◆ TASK GOAL:
Locate and copy each line in the data that contains the word "Home".

# SUPPLIED MATERIAL start

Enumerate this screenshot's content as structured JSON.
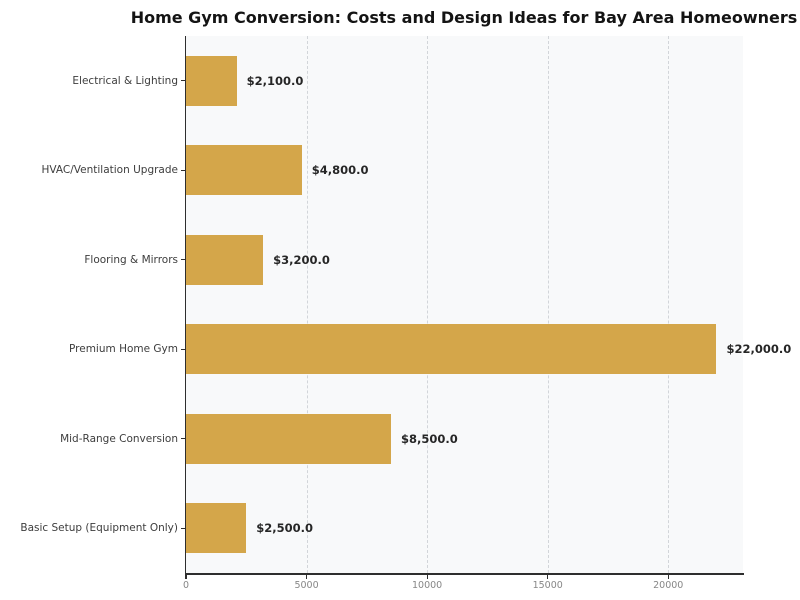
{
  "chart_data": {
    "type": "bar",
    "orientation": "horizontal",
    "title": "Home Gym Conversion: Costs and Design Ideas for Bay Area Homeowners",
    "xlabel": "",
    "ylabel": "",
    "categories": [
      "Electrical & Lighting",
      "HVAC/Ventilation Upgrade",
      "Flooring & Mirrors",
      "Premium Home Gym",
      "Mid-Range Conversion",
      "Basic Setup (Equipment Only)"
    ],
    "values": [
      2100,
      4800,
      3200,
      22000,
      8500,
      2500
    ],
    "value_labels": [
      "$2,100.0",
      "$4,800.0",
      "$3,200.0",
      "$22,000.0",
      "$8,500.0",
      "$2,500.0"
    ],
    "xlim": [
      0,
      23100
    ],
    "x_ticks": [
      0,
      5000,
      10000,
      15000,
      20000
    ],
    "x_tick_labels": [
      "0",
      "5000",
      "10000",
      "15000",
      "20000"
    ],
    "grid": "vertical-dashed",
    "legend": "none",
    "bar_color": "#d4a64a",
    "plot_background": "#f8f9fa",
    "figure_background": "#ffffff",
    "spine_color": "#2e2e2e",
    "gridline_color": "#d2d5d9",
    "value_label_color": "#262626",
    "category_label_color": "#3d3d3d",
    "tick_label_color": "#878787"
  }
}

# SUPPLIED MATERIAL end

◆ FULL OUTPUT:
    "title": "Home Gym Conversion: Costs and Design Ideas for Bay Area Homeowners",
      "Premium Home Gym",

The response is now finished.